Texto dado ::
Hace un mes, un grupo de ciclistas de Jaén —concretamente de Torredonjimeno—, hacía el recorrido del camino en bicicleta. Ya llevan algunos años haciéndolo. Y en esta ocasión tocaba una de las rutas menos conocidas, la mozárabe manchega.

Hicieron parada en el Hotel Cumbria de Ciudad Real. El grupo —de unos veinticinco miembros—, era heterogéneo. Algunos tenían cierta edad pero otros eran más jóvenes. Entre ellos, destacaba un joven que debutaba este año. Descansaba pero estaba ilusionado y se sentía orgulloso de formar parte del grupo.

Uno de ellos es un buen amigo, al que hacía algunos años que no veía. Para saludarlo me acerqué al Hotel y, tras la emoción del reencuentro, disfruté con ellos aquella tarde. A la mañana siguiente seguirían camino de Toledo para llegar, algunos días después, a Santiago de Compostela.

Hace tres años estaba sentado en un descansadero de una de las tres rutas del Quijote que atraviesan el término municipal de El Toboso. La ruta del Camino viejo de la Mota, como es conocida, que viene desde Mota del Cuervo. Es de las que más se utilizaron en la celebración de los cuartos centenarios de la publicación de las dos partes del Quijote.

Entradas del conjunto de datos:
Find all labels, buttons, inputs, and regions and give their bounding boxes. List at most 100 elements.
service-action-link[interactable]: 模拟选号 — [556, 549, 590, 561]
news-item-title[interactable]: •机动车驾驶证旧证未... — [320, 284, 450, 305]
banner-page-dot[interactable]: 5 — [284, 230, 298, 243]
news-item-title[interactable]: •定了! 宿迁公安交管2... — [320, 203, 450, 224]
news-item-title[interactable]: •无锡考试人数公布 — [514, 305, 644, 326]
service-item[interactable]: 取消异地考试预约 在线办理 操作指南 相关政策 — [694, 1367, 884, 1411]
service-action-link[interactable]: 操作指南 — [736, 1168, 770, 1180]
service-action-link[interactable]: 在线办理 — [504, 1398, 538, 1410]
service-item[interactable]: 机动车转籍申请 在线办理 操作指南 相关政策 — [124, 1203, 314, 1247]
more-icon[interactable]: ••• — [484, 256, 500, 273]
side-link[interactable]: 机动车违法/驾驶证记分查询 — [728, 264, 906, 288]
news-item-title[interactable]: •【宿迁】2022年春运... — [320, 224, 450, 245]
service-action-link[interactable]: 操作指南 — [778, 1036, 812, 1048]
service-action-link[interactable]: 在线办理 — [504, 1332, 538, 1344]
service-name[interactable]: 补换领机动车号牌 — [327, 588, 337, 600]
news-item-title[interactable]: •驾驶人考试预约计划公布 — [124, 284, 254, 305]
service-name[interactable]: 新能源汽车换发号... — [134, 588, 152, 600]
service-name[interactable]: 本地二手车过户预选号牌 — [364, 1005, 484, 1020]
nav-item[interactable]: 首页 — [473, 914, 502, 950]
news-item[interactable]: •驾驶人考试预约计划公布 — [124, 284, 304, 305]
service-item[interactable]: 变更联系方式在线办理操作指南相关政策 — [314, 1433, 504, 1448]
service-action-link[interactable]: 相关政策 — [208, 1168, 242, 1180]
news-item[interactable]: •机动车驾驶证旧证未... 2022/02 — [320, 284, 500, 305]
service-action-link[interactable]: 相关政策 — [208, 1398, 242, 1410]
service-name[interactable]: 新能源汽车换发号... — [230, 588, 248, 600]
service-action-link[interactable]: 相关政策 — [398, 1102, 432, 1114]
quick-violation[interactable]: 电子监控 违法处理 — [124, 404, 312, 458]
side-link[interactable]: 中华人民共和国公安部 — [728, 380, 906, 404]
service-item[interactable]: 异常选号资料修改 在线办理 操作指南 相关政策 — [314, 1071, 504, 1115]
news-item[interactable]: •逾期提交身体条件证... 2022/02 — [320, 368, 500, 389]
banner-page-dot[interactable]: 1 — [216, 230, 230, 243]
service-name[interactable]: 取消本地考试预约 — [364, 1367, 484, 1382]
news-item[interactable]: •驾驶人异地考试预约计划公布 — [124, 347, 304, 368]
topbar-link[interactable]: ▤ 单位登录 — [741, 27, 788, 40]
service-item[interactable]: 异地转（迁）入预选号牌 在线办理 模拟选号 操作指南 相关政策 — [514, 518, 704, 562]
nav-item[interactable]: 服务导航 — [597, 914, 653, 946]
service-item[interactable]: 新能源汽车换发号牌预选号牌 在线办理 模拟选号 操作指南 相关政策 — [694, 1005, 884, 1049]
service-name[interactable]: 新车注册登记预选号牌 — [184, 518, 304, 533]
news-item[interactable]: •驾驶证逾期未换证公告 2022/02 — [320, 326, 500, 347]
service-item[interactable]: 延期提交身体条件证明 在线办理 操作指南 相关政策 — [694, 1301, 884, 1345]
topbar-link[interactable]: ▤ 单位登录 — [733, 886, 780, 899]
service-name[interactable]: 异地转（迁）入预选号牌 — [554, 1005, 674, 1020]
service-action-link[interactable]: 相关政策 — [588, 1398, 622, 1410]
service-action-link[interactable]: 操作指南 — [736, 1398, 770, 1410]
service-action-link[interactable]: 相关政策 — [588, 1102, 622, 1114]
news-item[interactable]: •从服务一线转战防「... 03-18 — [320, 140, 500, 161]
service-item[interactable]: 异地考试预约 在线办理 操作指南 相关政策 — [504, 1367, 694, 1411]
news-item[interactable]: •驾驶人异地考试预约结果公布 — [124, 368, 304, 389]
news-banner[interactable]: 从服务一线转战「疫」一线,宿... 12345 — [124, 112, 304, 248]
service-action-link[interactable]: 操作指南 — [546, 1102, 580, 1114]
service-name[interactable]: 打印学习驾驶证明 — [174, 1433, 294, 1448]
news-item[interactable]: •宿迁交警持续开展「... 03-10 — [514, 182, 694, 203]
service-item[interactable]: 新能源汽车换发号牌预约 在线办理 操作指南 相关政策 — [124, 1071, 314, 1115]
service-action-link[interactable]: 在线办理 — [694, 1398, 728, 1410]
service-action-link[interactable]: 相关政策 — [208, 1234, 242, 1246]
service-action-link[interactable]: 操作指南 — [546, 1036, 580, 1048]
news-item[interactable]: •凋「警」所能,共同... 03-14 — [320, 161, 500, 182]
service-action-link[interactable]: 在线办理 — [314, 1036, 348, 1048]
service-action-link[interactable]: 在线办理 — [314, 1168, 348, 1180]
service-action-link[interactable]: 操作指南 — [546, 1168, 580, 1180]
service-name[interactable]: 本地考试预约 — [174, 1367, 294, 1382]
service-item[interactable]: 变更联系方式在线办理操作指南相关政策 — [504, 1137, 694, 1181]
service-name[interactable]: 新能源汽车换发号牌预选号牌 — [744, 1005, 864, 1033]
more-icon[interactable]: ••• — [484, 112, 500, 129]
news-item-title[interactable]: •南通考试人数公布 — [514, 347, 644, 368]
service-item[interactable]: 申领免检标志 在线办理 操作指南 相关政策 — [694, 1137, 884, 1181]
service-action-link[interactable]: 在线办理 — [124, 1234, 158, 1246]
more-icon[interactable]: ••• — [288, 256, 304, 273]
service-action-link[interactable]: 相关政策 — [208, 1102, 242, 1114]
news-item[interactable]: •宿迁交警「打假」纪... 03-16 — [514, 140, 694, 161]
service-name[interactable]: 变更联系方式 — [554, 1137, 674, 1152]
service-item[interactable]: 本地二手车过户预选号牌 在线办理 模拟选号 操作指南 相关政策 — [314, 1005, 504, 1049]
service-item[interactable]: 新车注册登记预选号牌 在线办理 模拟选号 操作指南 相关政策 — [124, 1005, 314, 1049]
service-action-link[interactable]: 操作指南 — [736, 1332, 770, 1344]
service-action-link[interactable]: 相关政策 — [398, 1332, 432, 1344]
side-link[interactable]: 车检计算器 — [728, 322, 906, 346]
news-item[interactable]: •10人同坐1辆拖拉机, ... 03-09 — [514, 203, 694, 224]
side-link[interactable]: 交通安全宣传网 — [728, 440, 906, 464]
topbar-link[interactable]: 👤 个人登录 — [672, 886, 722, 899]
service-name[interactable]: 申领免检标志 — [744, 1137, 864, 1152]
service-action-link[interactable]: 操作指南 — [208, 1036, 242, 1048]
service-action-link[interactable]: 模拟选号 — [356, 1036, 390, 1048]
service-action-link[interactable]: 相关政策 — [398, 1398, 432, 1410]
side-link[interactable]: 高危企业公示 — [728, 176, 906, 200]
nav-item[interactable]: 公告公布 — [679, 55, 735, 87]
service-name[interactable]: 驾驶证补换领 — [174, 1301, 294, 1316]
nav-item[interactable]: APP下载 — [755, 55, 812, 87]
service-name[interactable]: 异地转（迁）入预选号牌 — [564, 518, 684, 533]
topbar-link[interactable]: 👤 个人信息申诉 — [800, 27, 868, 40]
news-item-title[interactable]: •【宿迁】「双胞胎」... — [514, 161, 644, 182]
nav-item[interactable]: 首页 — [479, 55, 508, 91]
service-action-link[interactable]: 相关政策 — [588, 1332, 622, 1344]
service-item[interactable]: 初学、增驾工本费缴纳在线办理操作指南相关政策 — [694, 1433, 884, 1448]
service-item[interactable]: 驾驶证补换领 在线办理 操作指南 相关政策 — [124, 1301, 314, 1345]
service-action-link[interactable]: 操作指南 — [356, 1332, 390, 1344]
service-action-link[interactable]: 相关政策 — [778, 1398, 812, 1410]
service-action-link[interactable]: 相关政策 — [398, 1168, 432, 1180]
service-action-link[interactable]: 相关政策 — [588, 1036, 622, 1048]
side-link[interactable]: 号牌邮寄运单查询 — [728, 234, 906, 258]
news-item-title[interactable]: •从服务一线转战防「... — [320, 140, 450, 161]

Tu tarea :: Reproduce completo y sin cambios el texto sobre el grupo de ciclistas de Torredonjimeno. Estas entradas vienen de otra fuente.

Respuesta escrita ::
Hace un mes, un grupo de ciclistas de Jaén —concretamente de Torredonjimeno—, hacía el recorrido del camino en bicicleta. Ya llevan algunos años haciéndolo. Y en esta ocasión tocaba una de las rutas menos conocidas, la mozárabe manchega.

Hicieron parada en el Hotel Cumbria de Ciudad Real. El grupo —de unos veinticinco miembros—, era heterogéneo. Algunos tenían cierta edad pero otros eran más jóvenes. Entre ellos, destacaba un joven que debutaba este año. Descansaba pero estaba ilusionado y se sentía orgulloso de formar parte del grupo.

Uno de ellos es un buen amigo, al que hacía algunos años que no veía. Para saludarlo me acerqué al Hotel y, tras la emoción del reencuentro, disfruté con ellos aquella tarde. A la mañana siguiente seguirían camino de Toledo para llegar, algunos días después, a Santiago de Compostela.

Hace tres años estaba sentado en un descansadero de una de las tres rutas del Quijote que atraviesan el término municipal de El Toboso. La ruta del Camino viejo de la Mota, como es conocida, que viene desde Mota del Cuervo. Es de las que más se utilizaron en la celebración de los cuartos centenarios de la publicación de las dos partes del Quijote.